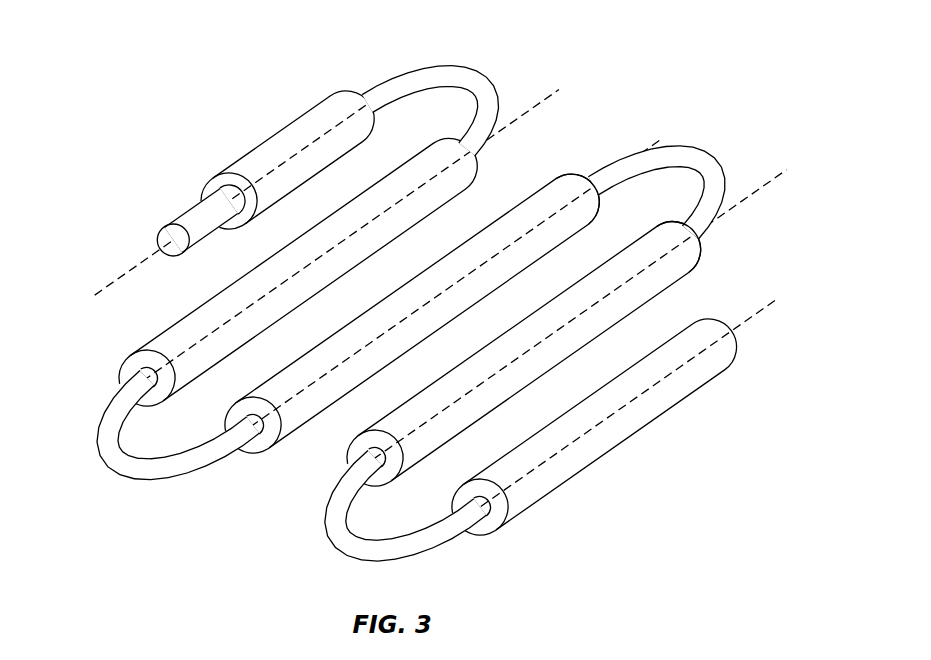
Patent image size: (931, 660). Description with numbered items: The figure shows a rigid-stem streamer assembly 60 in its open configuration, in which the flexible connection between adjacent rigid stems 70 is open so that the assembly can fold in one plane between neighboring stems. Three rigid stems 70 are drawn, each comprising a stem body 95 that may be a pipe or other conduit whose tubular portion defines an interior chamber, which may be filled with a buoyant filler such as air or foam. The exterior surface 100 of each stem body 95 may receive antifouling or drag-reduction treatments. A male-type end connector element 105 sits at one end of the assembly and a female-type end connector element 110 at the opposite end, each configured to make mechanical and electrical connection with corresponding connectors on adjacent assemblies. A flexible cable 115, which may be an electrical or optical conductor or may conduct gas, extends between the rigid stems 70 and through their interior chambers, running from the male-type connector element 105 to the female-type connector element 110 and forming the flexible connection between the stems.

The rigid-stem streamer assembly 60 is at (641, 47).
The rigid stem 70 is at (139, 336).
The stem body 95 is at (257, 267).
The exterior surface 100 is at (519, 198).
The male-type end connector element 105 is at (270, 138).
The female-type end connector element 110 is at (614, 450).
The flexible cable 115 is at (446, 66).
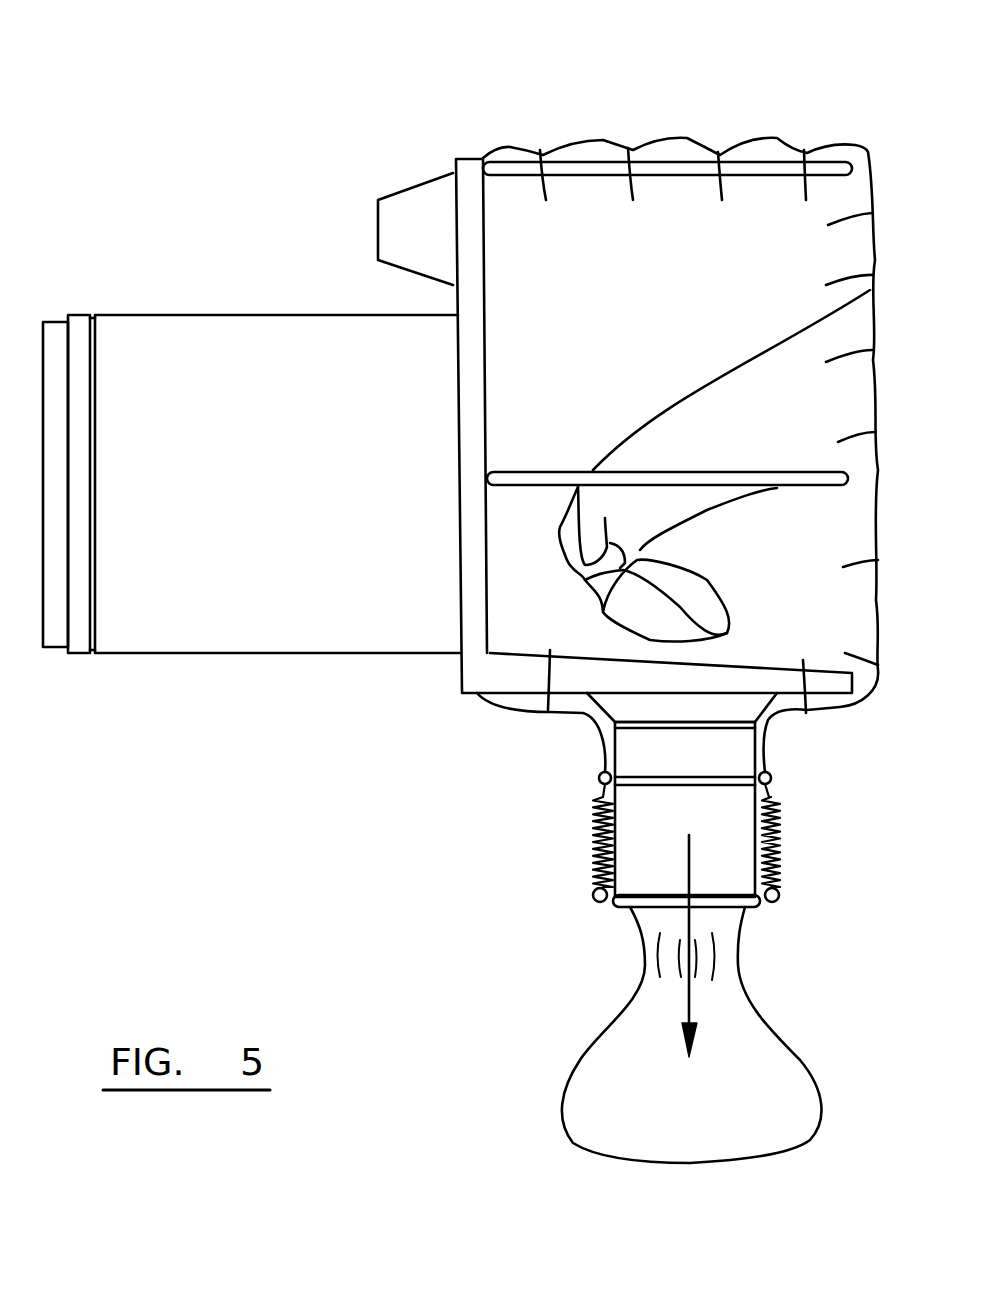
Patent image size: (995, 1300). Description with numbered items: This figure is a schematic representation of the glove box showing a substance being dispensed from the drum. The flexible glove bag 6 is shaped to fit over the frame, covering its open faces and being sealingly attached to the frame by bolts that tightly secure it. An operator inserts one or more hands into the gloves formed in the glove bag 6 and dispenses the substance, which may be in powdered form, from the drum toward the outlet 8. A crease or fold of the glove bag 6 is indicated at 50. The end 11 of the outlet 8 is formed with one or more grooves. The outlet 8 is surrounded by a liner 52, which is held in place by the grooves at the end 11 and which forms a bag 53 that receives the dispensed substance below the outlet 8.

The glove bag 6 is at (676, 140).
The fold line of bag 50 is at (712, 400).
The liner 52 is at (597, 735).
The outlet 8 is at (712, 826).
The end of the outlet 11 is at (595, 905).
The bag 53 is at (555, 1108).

* _Instructions to follow_
Extract every line of the records above that contains the word "surface", treating uppercase and lowercase as different.

* _Task output_
Patent image size: (931, 660). Description with numbered items: The figure shows a rigid-stem streamer assembly 60 in its open configuration, in which the flexible connection between adjacent rigid stems 70 is open so that the assembly can fold in one plane between neighboring stems. Three rigid stems 70 are drawn, each comprising a stem body 95 that may be a pipe or other conduit whose tubular portion defines an interior chamber, which may be filled with a buoyant filler such as air or foam. The exterior surface 100 of each stem body 95 may receive antifouling or drag-reduction treatments. A male-type end connector element 105 sits at one end of the assembly and a female-type end connector element 110 at the opposite end, each configured to make mechanical and electrical connection with corresponding connectors on adjacent assemblies. A flexible cable 115, which may be an electrical or optical conductor or may conduct gas, extends between the rigid stems 70 and through their interior chambers, running from the male-type connector element 105 to the female-type connector element 110 and forming the flexible connection between the stems.
The exterior surface 100 is at (519, 198).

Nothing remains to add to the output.